- [DIRECTIONS]: In the listing below, locate the lines that hold the string "detail". Copy those lines.

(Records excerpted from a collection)
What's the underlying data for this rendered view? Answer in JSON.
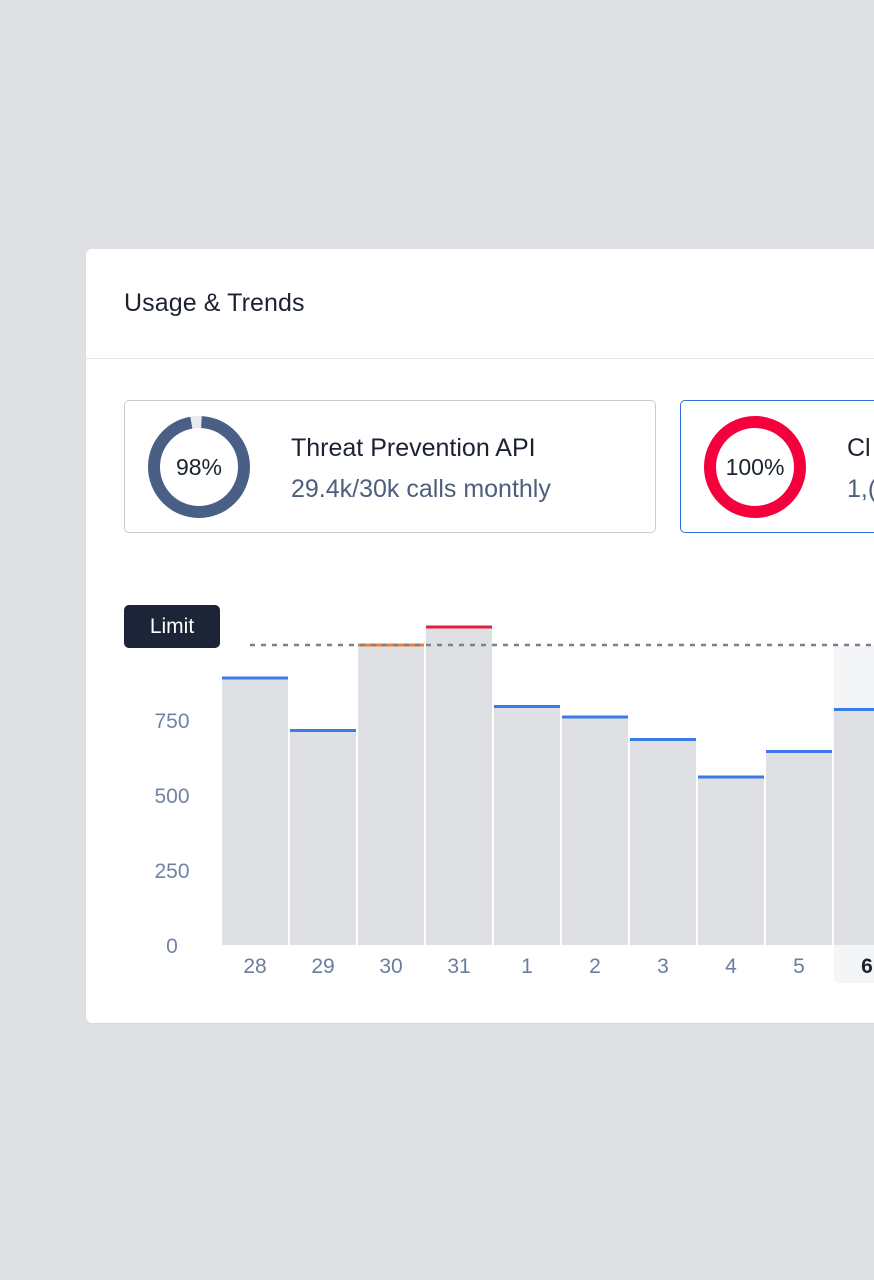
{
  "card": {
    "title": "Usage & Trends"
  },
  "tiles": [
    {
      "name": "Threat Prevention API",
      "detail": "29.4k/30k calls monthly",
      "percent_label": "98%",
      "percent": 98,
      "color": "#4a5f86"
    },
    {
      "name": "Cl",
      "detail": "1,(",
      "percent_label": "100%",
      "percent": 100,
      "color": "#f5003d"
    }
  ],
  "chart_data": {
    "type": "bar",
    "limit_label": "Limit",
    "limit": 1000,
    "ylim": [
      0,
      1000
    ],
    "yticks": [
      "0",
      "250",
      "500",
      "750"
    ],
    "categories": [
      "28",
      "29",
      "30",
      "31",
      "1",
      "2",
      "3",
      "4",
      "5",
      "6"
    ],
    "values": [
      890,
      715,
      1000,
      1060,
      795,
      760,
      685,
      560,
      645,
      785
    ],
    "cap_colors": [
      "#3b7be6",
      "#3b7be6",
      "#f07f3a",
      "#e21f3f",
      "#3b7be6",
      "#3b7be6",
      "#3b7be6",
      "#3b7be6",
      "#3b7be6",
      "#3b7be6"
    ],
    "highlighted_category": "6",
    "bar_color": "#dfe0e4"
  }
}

- [IN RESPONSE]:
      "detail": "29.4k/30k calls monthly",
      "detail": "1,(",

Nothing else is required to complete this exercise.